### MATERIAL FOR THE TASK
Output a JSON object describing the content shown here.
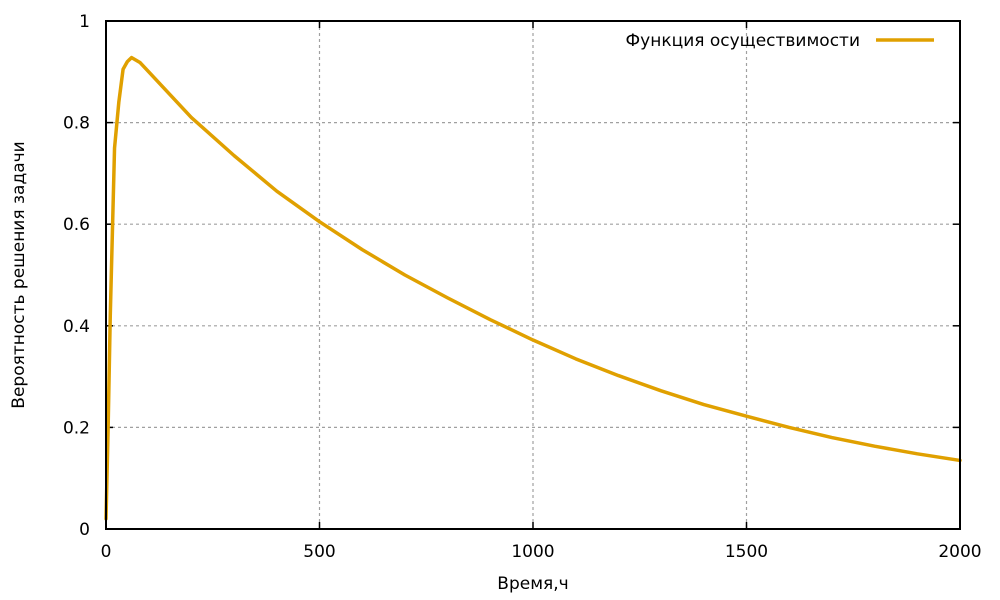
{
  "chart_data": {
    "type": "line",
    "title": "",
    "xlabel": "Время,ч",
    "ylabel": "Вероятность решения задачи",
    "xlim": [
      0,
      2000
    ],
    "ylim": [
      0,
      1
    ],
    "xticks": [
      0,
      500,
      1000,
      1500,
      2000
    ],
    "yticks": [
      0,
      0.2,
      0.4,
      0.6,
      0.8,
      1
    ],
    "xtick_labels": [
      "0",
      "500",
      "1000",
      "1500",
      "2000"
    ],
    "ytick_labels": [
      "0",
      "0.2",
      "0.4",
      "0.6",
      "0.8",
      "1"
    ],
    "grid": true,
    "legend_position": "top-right",
    "series": [
      {
        "name": "Функция осуществимости",
        "color": "#e0a000",
        "x": [
          0,
          5,
          10,
          20,
          30,
          40,
          50,
          60,
          80,
          100,
          150,
          200,
          300,
          400,
          500,
          600,
          700,
          800,
          900,
          1000,
          1100,
          1200,
          1300,
          1400,
          1500,
          1600,
          1700,
          1800,
          1900,
          2000
        ],
        "y": [
          0.02,
          0.2,
          0.42,
          0.75,
          0.84,
          0.905,
          0.92,
          0.928,
          0.918,
          0.9,
          0.855,
          0.81,
          0.735,
          0.665,
          0.605,
          0.55,
          0.5,
          0.455,
          0.412,
          0.372,
          0.335,
          0.302,
          0.272,
          0.245,
          0.222,
          0.2,
          0.18,
          0.163,
          0.148,
          0.135
        ]
      }
    ]
  }
}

### REQUIRED TASK
Transcribe the listing in full and omit the pictures.

### EXERCISE RESPONSE
Output a JSON object describing the content shown here.
{
  "chart_data": {
    "type": "line",
    "title": "",
    "xlabel": "Время,ч",
    "ylabel": "Вероятность решения задачи",
    "xlim": [
      0,
      2000
    ],
    "ylim": [
      0,
      1
    ],
    "xticks": [
      0,
      500,
      1000,
      1500,
      2000
    ],
    "yticks": [
      0,
      0.2,
      0.4,
      0.6,
      0.8,
      1
    ],
    "xtick_labels": [
      "0",
      "500",
      "1000",
      "1500",
      "2000"
    ],
    "ytick_labels": [
      "0",
      "0.2",
      "0.4",
      "0.6",
      "0.8",
      "1"
    ],
    "grid": true,
    "legend_position": "top-right",
    "series": [
      {
        "name": "Функция осуществимости",
        "color": "#e0a000",
        "x": [
          0,
          5,
          10,
          20,
          30,
          40,
          50,
          60,
          80,
          100,
          150,
          200,
          300,
          400,
          500,
          600,
          700,
          800,
          900,
          1000,
          1100,
          1200,
          1300,
          1400,
          1500,
          1600,
          1700,
          1800,
          1900,
          2000
        ],
        "y": [
          0.02,
          0.2,
          0.42,
          0.75,
          0.84,
          0.905,
          0.92,
          0.928,
          0.918,
          0.9,
          0.855,
          0.81,
          0.735,
          0.665,
          0.605,
          0.55,
          0.5,
          0.455,
          0.412,
          0.372,
          0.335,
          0.302,
          0.272,
          0.245,
          0.222,
          0.2,
          0.18,
          0.163,
          0.148,
          0.135
        ]
      }
    ]
  }
}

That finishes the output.